╔══

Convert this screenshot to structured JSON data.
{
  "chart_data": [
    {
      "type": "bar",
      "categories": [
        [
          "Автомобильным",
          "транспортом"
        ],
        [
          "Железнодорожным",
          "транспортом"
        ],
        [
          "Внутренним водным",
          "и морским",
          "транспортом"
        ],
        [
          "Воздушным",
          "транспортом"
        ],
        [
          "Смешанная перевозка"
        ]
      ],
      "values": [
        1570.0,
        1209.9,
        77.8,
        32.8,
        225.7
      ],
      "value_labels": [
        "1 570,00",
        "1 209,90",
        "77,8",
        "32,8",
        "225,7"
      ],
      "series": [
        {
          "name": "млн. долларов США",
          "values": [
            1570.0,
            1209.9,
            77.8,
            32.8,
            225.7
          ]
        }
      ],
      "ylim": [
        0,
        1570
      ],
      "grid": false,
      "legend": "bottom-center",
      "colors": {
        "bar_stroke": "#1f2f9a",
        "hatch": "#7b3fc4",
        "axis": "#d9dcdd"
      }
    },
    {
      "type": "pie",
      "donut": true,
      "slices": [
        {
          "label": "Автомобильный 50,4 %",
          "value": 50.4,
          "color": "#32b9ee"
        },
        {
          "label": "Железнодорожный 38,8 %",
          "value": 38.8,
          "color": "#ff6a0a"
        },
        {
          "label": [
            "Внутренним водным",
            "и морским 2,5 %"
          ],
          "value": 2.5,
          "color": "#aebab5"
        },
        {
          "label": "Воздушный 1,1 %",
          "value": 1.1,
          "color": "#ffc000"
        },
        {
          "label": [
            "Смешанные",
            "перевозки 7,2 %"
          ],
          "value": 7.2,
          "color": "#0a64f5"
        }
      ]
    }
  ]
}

╚══

Within the records, how many lines include "Внутренним"? The answer is the number and nothing else.

2